=== REQUEST ===
Look over the lines below. Report each one that includes the string "Market".

(Structured figure records)
........

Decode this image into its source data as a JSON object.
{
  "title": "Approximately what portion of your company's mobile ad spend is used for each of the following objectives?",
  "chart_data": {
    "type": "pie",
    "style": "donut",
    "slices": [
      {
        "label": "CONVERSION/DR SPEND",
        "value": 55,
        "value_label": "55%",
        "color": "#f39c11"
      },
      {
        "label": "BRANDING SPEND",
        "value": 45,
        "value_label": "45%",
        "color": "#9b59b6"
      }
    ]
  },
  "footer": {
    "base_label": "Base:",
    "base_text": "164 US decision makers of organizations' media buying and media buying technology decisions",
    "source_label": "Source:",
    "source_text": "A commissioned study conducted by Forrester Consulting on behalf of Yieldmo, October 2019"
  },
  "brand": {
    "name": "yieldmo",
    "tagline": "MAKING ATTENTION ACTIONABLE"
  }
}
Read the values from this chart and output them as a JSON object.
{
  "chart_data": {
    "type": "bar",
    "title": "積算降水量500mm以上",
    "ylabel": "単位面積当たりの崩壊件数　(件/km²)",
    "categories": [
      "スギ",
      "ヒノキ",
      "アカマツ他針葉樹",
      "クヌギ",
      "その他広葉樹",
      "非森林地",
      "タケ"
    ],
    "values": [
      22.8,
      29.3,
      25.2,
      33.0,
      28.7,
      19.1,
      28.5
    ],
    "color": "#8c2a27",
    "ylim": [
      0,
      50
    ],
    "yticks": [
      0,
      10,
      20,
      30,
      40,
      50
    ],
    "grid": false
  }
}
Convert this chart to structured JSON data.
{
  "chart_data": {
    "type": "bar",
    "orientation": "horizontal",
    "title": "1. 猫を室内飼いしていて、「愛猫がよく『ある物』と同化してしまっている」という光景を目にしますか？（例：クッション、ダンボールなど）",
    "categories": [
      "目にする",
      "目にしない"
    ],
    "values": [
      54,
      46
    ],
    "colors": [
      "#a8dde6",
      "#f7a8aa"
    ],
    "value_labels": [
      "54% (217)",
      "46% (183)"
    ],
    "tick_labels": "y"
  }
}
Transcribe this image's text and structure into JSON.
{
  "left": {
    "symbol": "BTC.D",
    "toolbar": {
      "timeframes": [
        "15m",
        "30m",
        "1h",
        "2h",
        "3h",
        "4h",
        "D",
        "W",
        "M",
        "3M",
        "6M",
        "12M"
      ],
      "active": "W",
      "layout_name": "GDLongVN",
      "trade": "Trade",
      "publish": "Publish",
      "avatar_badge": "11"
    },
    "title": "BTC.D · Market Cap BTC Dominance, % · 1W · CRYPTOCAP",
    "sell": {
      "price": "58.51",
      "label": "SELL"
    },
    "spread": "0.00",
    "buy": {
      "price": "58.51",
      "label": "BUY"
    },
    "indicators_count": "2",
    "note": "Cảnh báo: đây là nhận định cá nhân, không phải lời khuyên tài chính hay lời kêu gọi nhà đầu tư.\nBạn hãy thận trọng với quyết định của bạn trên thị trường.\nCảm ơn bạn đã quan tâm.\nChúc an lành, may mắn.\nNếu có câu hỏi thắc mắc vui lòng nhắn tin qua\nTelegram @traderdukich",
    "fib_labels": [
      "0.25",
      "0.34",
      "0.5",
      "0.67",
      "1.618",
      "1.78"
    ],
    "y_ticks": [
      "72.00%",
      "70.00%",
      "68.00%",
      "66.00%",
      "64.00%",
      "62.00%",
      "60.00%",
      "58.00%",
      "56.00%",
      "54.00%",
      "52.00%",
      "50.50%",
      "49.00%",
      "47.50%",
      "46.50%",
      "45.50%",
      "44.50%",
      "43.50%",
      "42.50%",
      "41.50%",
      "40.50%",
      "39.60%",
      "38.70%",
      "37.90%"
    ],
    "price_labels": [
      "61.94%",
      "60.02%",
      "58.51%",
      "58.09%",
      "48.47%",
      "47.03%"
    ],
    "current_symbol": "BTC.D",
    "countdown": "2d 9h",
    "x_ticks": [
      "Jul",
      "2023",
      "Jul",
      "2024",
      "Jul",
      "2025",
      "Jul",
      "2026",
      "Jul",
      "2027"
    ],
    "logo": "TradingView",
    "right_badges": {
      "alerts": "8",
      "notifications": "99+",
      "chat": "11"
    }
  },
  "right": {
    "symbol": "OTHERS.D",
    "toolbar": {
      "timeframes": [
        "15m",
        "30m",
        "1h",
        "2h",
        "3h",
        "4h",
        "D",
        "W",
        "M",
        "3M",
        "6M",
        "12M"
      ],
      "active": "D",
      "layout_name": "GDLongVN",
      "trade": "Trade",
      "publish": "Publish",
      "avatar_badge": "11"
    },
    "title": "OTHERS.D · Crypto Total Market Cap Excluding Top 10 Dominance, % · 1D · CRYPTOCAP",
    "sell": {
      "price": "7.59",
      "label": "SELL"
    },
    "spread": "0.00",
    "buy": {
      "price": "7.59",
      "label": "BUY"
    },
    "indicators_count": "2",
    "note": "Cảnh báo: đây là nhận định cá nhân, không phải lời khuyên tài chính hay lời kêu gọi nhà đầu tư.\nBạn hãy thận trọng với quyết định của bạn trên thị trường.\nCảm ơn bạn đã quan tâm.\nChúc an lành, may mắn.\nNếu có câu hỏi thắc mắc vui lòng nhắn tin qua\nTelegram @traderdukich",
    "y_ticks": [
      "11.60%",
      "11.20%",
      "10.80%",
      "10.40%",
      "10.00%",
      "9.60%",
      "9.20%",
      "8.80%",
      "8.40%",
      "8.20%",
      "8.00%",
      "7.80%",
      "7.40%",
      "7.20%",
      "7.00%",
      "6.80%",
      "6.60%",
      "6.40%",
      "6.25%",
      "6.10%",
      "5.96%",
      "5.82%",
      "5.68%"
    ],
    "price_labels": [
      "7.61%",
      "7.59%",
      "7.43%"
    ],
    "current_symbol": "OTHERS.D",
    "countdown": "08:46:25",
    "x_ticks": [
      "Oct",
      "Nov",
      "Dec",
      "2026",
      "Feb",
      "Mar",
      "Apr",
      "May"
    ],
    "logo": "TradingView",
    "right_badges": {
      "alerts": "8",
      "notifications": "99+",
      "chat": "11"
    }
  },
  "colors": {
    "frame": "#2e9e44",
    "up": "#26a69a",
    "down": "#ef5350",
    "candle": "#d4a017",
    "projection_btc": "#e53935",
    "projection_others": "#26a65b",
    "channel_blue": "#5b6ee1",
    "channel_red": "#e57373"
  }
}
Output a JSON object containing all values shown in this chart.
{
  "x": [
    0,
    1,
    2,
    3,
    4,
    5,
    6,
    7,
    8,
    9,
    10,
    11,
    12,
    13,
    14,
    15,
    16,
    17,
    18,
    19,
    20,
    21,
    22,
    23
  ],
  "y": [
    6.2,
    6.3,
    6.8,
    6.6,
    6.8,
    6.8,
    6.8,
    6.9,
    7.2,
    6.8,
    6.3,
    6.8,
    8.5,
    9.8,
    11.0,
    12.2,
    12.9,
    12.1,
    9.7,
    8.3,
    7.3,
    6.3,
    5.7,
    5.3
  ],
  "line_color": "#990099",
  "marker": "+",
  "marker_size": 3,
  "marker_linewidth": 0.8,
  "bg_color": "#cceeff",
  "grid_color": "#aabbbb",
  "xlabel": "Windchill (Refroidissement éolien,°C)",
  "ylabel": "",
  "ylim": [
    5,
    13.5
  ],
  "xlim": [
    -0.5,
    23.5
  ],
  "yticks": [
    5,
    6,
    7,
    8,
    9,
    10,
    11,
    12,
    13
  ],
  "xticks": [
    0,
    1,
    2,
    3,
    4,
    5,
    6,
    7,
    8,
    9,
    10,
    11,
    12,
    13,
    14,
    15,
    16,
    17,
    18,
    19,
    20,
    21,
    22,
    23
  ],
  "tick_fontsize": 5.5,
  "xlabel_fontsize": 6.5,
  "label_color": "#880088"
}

........

=== ANSWER IN FULL ===
    "title": "BTC.D · Market Cap BTC Dominance, % · 1W · CRYPTOCAP",
    "title": "OTHERS.D · Crypto Total Market Cap Excluding Top 10 Dominance, % · 1D · CRYPTOCAP",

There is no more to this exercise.